(Data excerpts)
[Start]

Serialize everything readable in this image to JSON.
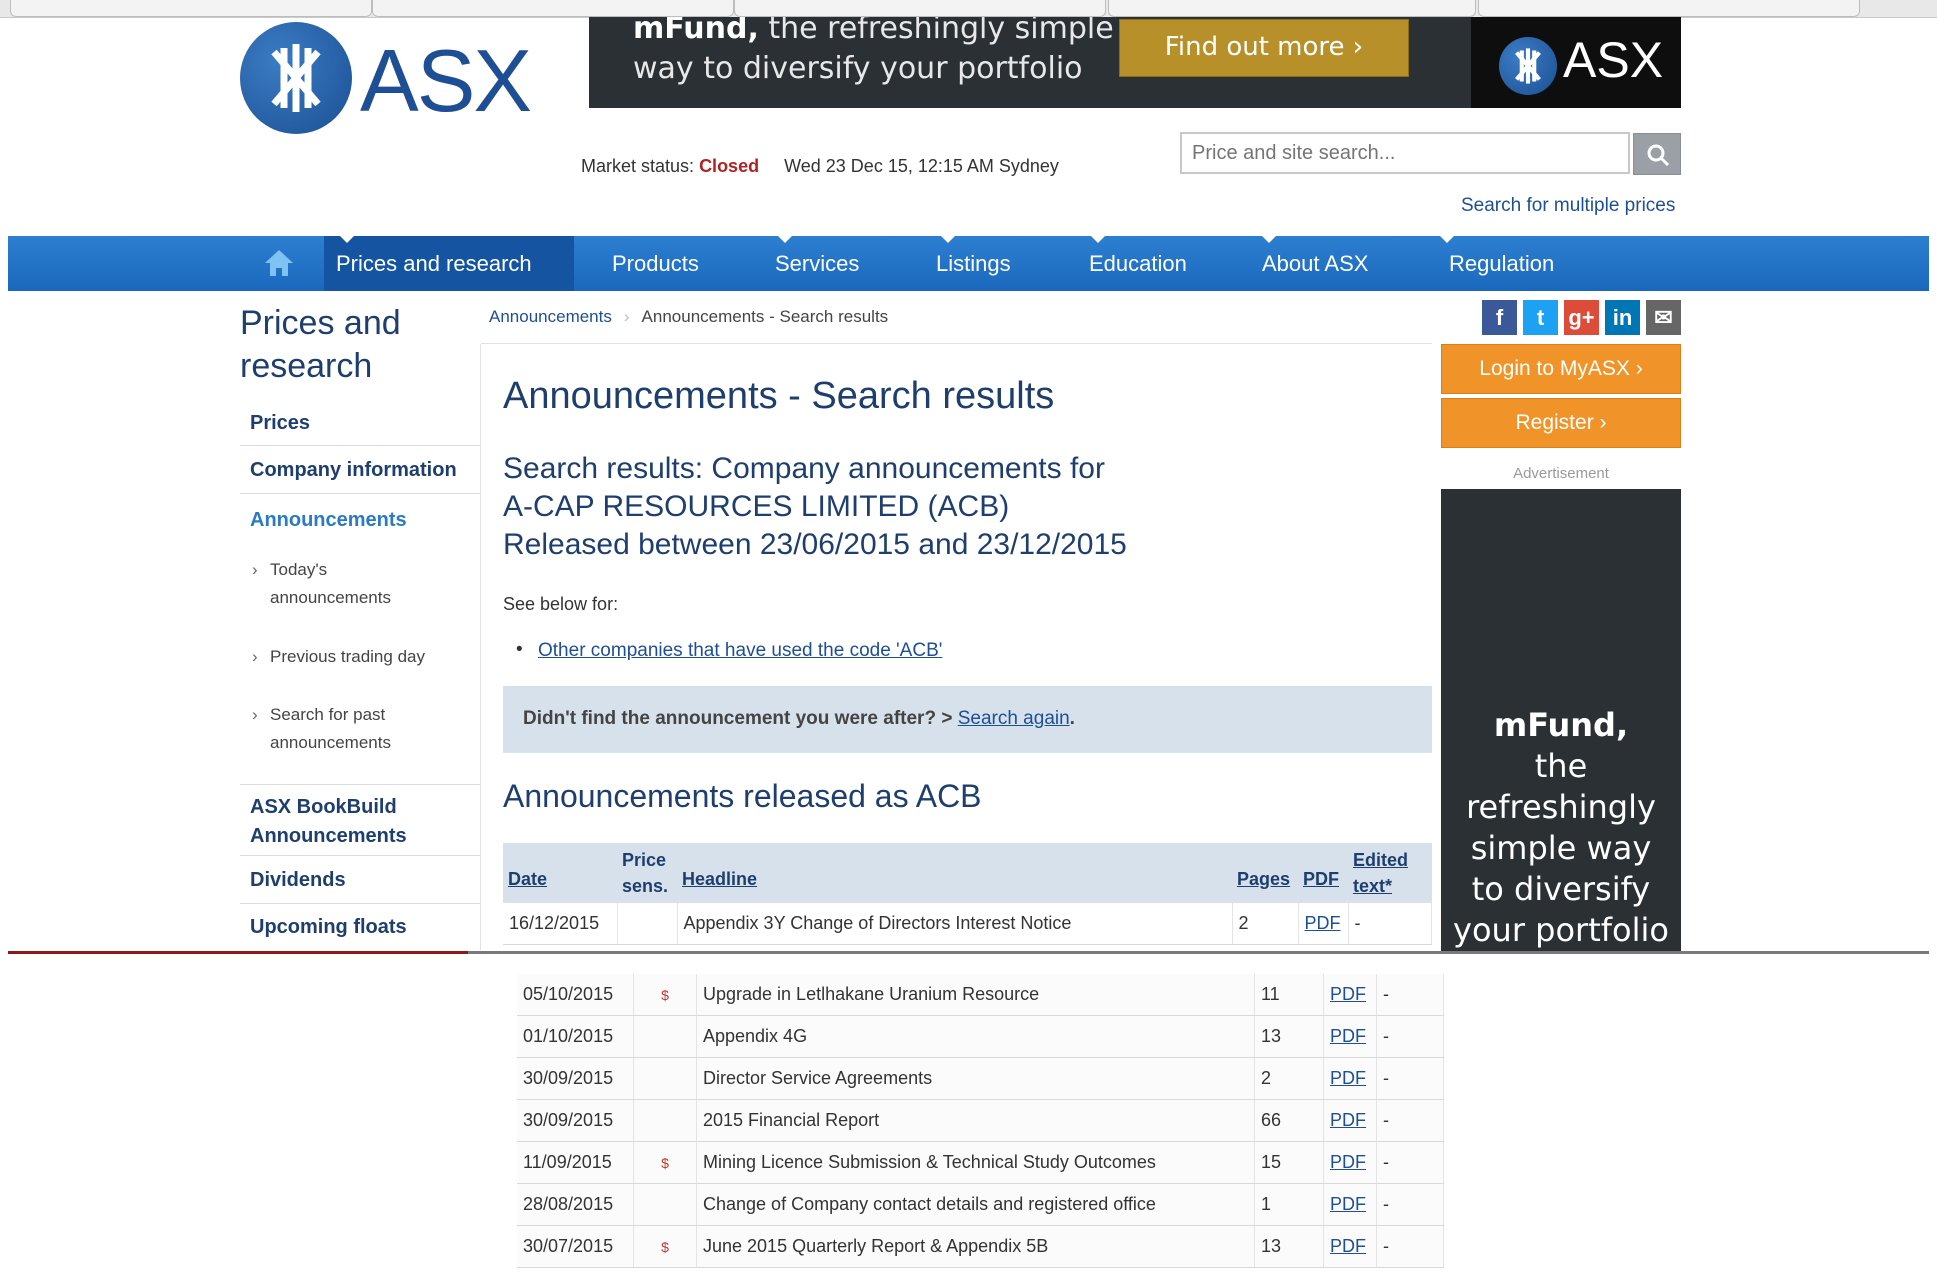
{
  "site": {
    "logo_text": "ASX"
  },
  "banner": {
    "line1_bold": "mFund,",
    "line1_rest": " the refreshingly simple",
    "line2": "way to diversify your portfolio",
    "button": "Find out more ›",
    "logo_text": "ASX"
  },
  "market": {
    "label": "Market status:",
    "status": "Closed",
    "datetime": "Wed 23 Dec 15, 12:15 AM Sydney"
  },
  "search": {
    "placeholder": "Price and site search...",
    "multi_link": "Search for multiple prices"
  },
  "nav": {
    "items": [
      "Prices and research",
      "Products",
      "Services",
      "Listings",
      "Education",
      "About ASX",
      "Regulation"
    ]
  },
  "sidebar": {
    "title_line1": "Prices and",
    "title_line2": "research",
    "items": [
      "Prices",
      "Company information",
      "Announcements",
      "ASX BookBuild Announcements",
      "Dividends",
      "Upcoming floats"
    ],
    "sub_items": [
      {
        "line1": "Today's",
        "line2": "announcements"
      },
      {
        "line1": "Previous trading day",
        "line2": ""
      },
      {
        "line1": "Search for past",
        "line2": "announcements"
      }
    ]
  },
  "breadcrumb": {
    "first": "Announcements",
    "second": "Announcements - Search results"
  },
  "main": {
    "title": "Announcements - Search results",
    "subtitle_line1": "Search results: Company announcements for",
    "subtitle_line2": "A-CAP RESOURCES LIMITED (ACB)",
    "subtitle_line3": "Released between 23/06/2015 and 23/12/2015",
    "see_below": "See below for:",
    "bullet_link": "Other companies that have used the code 'ACB'",
    "notfound_text": "Didn't find the announcement you were after? > ",
    "notfound_link": "Search again",
    "notfound_end": ".",
    "section_title": "Announcements released as ACB"
  },
  "table": {
    "headers": {
      "date": "Date",
      "sens_line1": "Price",
      "sens_line2": "sens.",
      "headline": "Headline",
      "pages": "Pages",
      "pdf": "PDF",
      "edited_line1": "Edited",
      "edited_line2": "text*"
    },
    "rows_top": [
      {
        "date": "16/12/2015",
        "sens": "",
        "headline": "Appendix 3Y Change of Directors Interest Notice",
        "pages": "2",
        "pdf": "PDF",
        "edited": "-"
      }
    ],
    "rows_bottom": [
      {
        "date": "05/10/2015",
        "sens": "$",
        "headline": "Upgrade in Letlhakane Uranium Resource",
        "pages": "11",
        "pdf": "PDF",
        "edited": "-"
      },
      {
        "date": "01/10/2015",
        "sens": "",
        "headline": "Appendix 4G",
        "pages": "13",
        "pdf": "PDF",
        "edited": "-"
      },
      {
        "date": "30/09/2015",
        "sens": "",
        "headline": "Director Service Agreements",
        "pages": "2",
        "pdf": "PDF",
        "edited": "-"
      },
      {
        "date": "30/09/2015",
        "sens": "",
        "headline": "2015 Financial Report",
        "pages": "66",
        "pdf": "PDF",
        "edited": "-"
      },
      {
        "date": "11/09/2015",
        "sens": "$",
        "headline": "Mining Licence Submission & Technical Study Outcomes",
        "pages": "15",
        "pdf": "PDF",
        "edited": "-"
      },
      {
        "date": "28/08/2015",
        "sens": "",
        "headline": "Change of Company contact details and registered office",
        "pages": "1",
        "pdf": "PDF",
        "edited": "-"
      },
      {
        "date": "30/07/2015",
        "sens": "$",
        "headline": "June 2015 Quarterly Report & Appendix 5B",
        "pages": "13",
        "pdf": "PDF",
        "edited": "-"
      }
    ]
  },
  "right": {
    "social": [
      "f",
      "t",
      "g+",
      "in",
      "✉"
    ],
    "social_colors": [
      "#3b5998",
      "#1da1f2",
      "#dd4b39",
      "#0077b5",
      "#666666"
    ],
    "login": "Login to MyASX ›",
    "register": "Register ›",
    "ad_label": "Advertisement",
    "ad_line1": "mFund,",
    "ad_line2": "the refreshingly",
    "ad_line3": "simple way",
    "ad_line4": "to diversify",
    "ad_line5": "your portfolio"
  }
}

[End]

Output the records above exactly as they are, leaving out the pictures.

Serialize everything readable in this image to JSON.
{
  "site": {
    "logo_text": "ASX"
  },
  "banner": {
    "line1_bold": "mFund,",
    "line1_rest": " the refreshingly simple",
    "line2": "way to diversify your portfolio",
    "button": "Find out more ›",
    "logo_text": "ASX"
  },
  "market": {
    "label": "Market status:",
    "status": "Closed",
    "datetime": "Wed 23 Dec 15, 12:15 AM Sydney"
  },
  "search": {
    "placeholder": "Price and site search...",
    "multi_link": "Search for multiple prices"
  },
  "nav": {
    "items": [
      "Prices and research",
      "Products",
      "Services",
      "Listings",
      "Education",
      "About ASX",
      "Regulation"
    ]
  },
  "sidebar": {
    "title_line1": "Prices and",
    "title_line2": "research",
    "items": [
      "Prices",
      "Company information",
      "Announcements",
      "ASX BookBuild Announcements",
      "Dividends",
      "Upcoming floats"
    ],
    "sub_items": [
      {
        "line1": "Today's",
        "line2": "announcements"
      },
      {
        "line1": "Previous trading day",
        "line2": ""
      },
      {
        "line1": "Search for past",
        "line2": "announcements"
      }
    ]
  },
  "breadcrumb": {
    "first": "Announcements",
    "second": "Announcements - Search results"
  },
  "main": {
    "title": "Announcements - Search results",
    "subtitle_line1": "Search results: Company announcements for",
    "subtitle_line2": "A-CAP RESOURCES LIMITED (ACB)",
    "subtitle_line3": "Released between 23/06/2015 and 23/12/2015",
    "see_below": "See below for:",
    "bullet_link": "Other companies that have used the code 'ACB'",
    "notfound_text": "Didn't find the announcement you were after? > ",
    "notfound_link": "Search again",
    "notfound_end": ".",
    "section_title": "Announcements released as ACB"
  },
  "table": {
    "headers": {
      "date": "Date",
      "sens_line1": "Price",
      "sens_line2": "sens.",
      "headline": "Headline",
      "pages": "Pages",
      "pdf": "PDF",
      "edited_line1": "Edited",
      "edited_line2": "text*"
    },
    "rows_top": [
      {
        "date": "16/12/2015",
        "sens": "",
        "headline": "Appendix 3Y Change of Directors Interest Notice",
        "pages": "2",
        "pdf": "PDF",
        "edited": "-"
      }
    ],
    "rows_bottom": [
      {
        "date": "05/10/2015",
        "sens": "$",
        "headline": "Upgrade in Letlhakane Uranium Resource",
        "pages": "11",
        "pdf": "PDF",
        "edited": "-"
      },
      {
        "date": "01/10/2015",
        "sens": "",
        "headline": "Appendix 4G",
        "pages": "13",
        "pdf": "PDF",
        "edited": "-"
      },
      {
        "date": "30/09/2015",
        "sens": "",
        "headline": "Director Service Agreements",
        "pages": "2",
        "pdf": "PDF",
        "edited": "-"
      },
      {
        "date": "30/09/2015",
        "sens": "",
        "headline": "2015 Financial Report",
        "pages": "66",
        "pdf": "PDF",
        "edited": "-"
      },
      {
        "date": "11/09/2015",
        "sens": "$",
        "headline": "Mining Licence Submission & Technical Study Outcomes",
        "pages": "15",
        "pdf": "PDF",
        "edited": "-"
      },
      {
        "date": "28/08/2015",
        "sens": "",
        "headline": "Change of Company contact details and registered office",
        "pages": "1",
        "pdf": "PDF",
        "edited": "-"
      },
      {
        "date": "30/07/2015",
        "sens": "$",
        "headline": "June 2015 Quarterly Report & Appendix 5B",
        "pages": "13",
        "pdf": "PDF",
        "edited": "-"
      }
    ]
  },
  "right": {
    "social": [
      "f",
      "t",
      "g+",
      "in",
      "✉"
    ],
    "social_colors": [
      "#3b5998",
      "#1da1f2",
      "#dd4b39",
      "#0077b5",
      "#666666"
    ],
    "login": "Login to MyASX ›",
    "register": "Register ›",
    "ad_label": "Advertisement",
    "ad_line1": "mFund,",
    "ad_line2": "the refreshingly",
    "ad_line3": "simple way",
    "ad_line4": "to diversify",
    "ad_line5": "your portfolio"
  }
}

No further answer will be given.